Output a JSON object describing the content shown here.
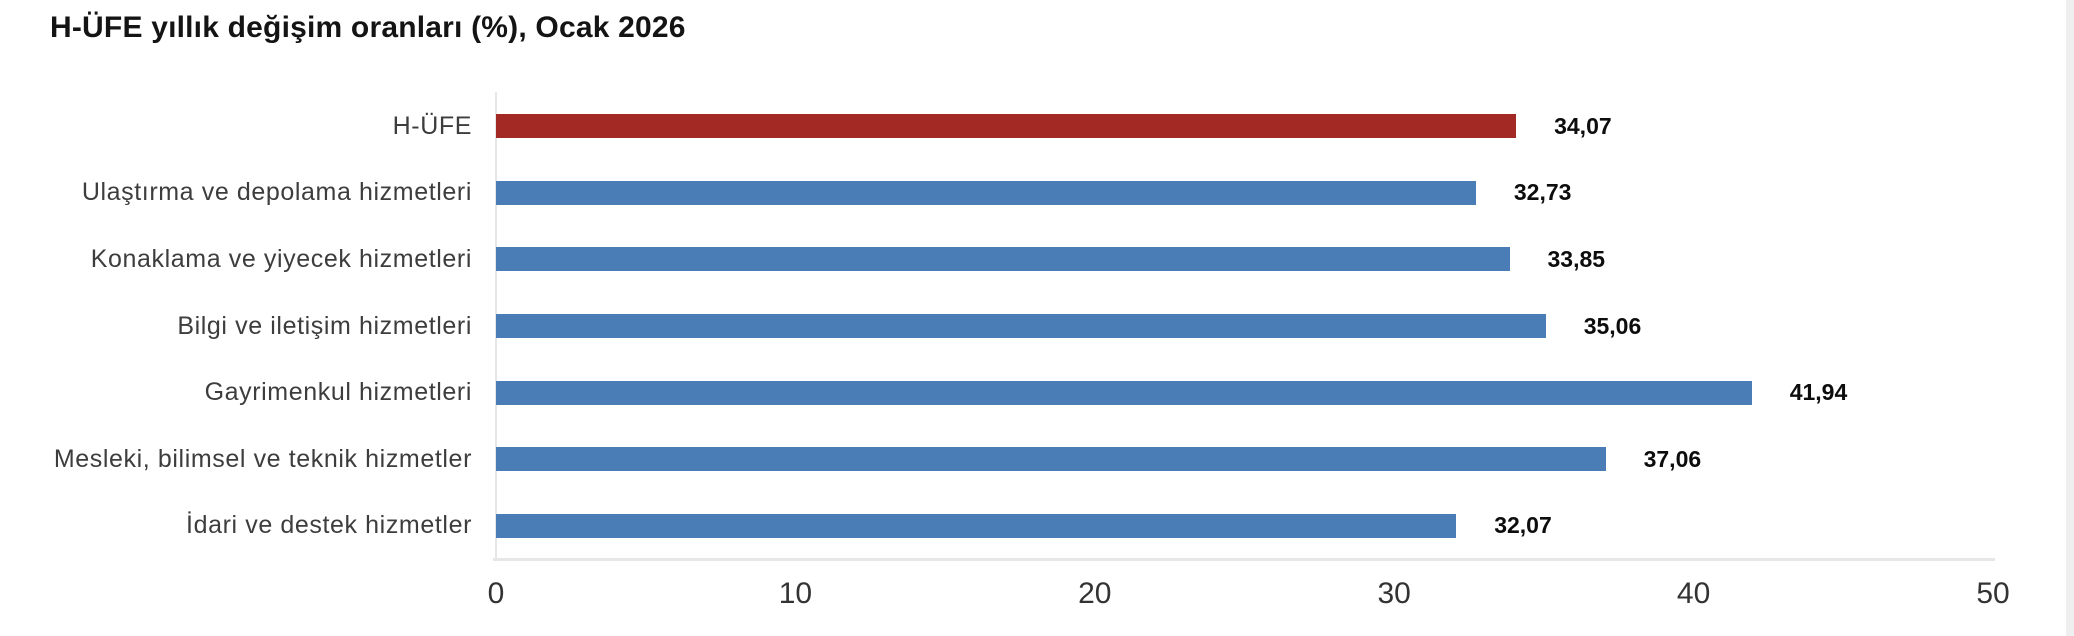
{
  "chart_data": {
    "type": "bar",
    "orientation": "horizontal",
    "title": "H-ÜFE yıllık değişim oranları (%), Ocak 2026",
    "categories": [
      "H-ÜFE",
      "Ulaştırma ve depolama hizmetleri",
      "Konaklama ve yiyecek hizmetleri",
      "Bilgi ve iletişim hizmetleri",
      "Gayrimenkul hizmetleri",
      "Mesleki, bilimsel ve teknik hizmetler",
      "İdari ve destek hizmetler"
    ],
    "values": [
      34.07,
      32.73,
      33.85,
      35.06,
      41.94,
      37.06,
      32.07
    ],
    "value_labels": [
      "34,07",
      "32,73",
      "33,85",
      "35,06",
      "41,94",
      "37,06",
      "32,07"
    ],
    "xlabel": "",
    "ylabel": "",
    "xlim": [
      0,
      50
    ],
    "x_ticks": [
      "0",
      "10",
      "20",
      "30",
      "40",
      "50"
    ],
    "grid": false,
    "legend": false,
    "highlight_index": 0,
    "colors": {
      "highlight_bar": "#a32a24",
      "default_bar": "#4a7cb5",
      "axis_line": "#e7e7e7",
      "title_text": "#141414",
      "category_text": "#3d3d3d",
      "tick_text": "#333333",
      "value_text": "#0d0d0d"
    }
  }
}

──────────────────────────────

WHAT YOU WILL DO: Return every line above that contains the word "hizmetleri".

ANSWER BELOW:
      "Ulaştırma ve depolama hizmetleri",
      "Konaklama ve yiyecek hizmetleri",
      "Bilgi ve iletişim hizmetleri",
      "Gayrimenkul hizmetleri",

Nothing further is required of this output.